(begin)
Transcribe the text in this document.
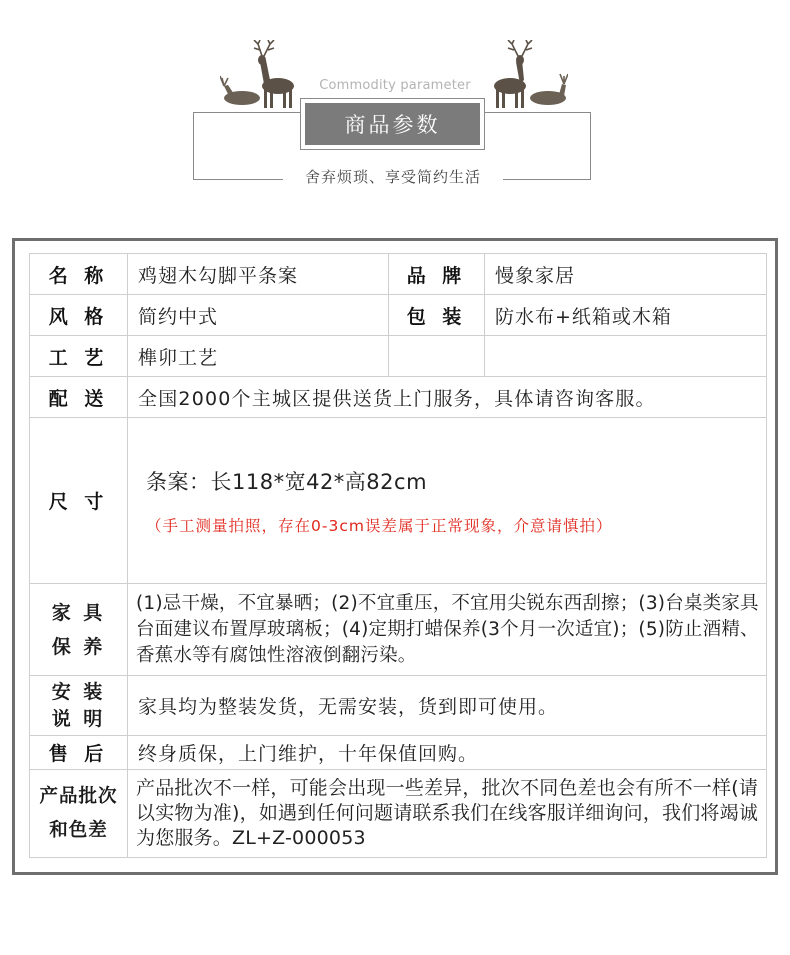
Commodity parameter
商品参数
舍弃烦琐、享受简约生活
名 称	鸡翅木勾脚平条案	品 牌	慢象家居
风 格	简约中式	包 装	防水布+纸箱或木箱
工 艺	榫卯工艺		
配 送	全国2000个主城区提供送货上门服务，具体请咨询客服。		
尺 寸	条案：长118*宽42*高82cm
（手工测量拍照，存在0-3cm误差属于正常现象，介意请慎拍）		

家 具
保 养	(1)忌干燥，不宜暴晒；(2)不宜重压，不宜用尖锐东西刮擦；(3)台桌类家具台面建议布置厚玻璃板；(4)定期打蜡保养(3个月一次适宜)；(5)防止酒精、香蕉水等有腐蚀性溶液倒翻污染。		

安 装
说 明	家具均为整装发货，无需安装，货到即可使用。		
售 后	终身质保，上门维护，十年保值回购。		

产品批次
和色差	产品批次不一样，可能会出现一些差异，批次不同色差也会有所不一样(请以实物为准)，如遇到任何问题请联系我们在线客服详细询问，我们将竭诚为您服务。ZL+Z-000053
(end)
WHAT THIS TASK INVOLVES: Each entry above should be reproduced exactly, with the pictures removed.

WORKED ANSWER:
Transcribe the text in this document.
Commodity parameter
商品参数
舍弃烦琐、享受简约生活
名 称	鸡翅木勾脚平条案	品 牌	慢象家居
风 格	简约中式	包 装	防水布+纸箱或木箱
工 艺	榫卯工艺		
配 送	全国2000个主城区提供送货上门服务，具体请咨询客服。		
尺 寸	条案：长118*宽42*高82cm
（手工测量拍照，存在0-3cm误差属于正常现象，介意请慎拍）		

家 具
保 养	(1)忌干燥，不宜暴晒；(2)不宜重压，不宜用尖锐东西刮擦；(3)台桌类家具台面建议布置厚玻璃板；(4)定期打蜡保养(3个月一次适宜)；(5)防止酒精、香蕉水等有腐蚀性溶液倒翻污染。		

安 装
说 明	家具均为整装发货，无需安装，货到即可使用。		
售 后	终身质保，上门维护，十年保值回购。		

产品批次
和色差	产品批次不一样，可能会出现一些差异，批次不同色差也会有所不一样(请以实物为准)，如遇到任何问题请联系我们在线客服详细询问，我们将竭诚为您服务。ZL+Z-000053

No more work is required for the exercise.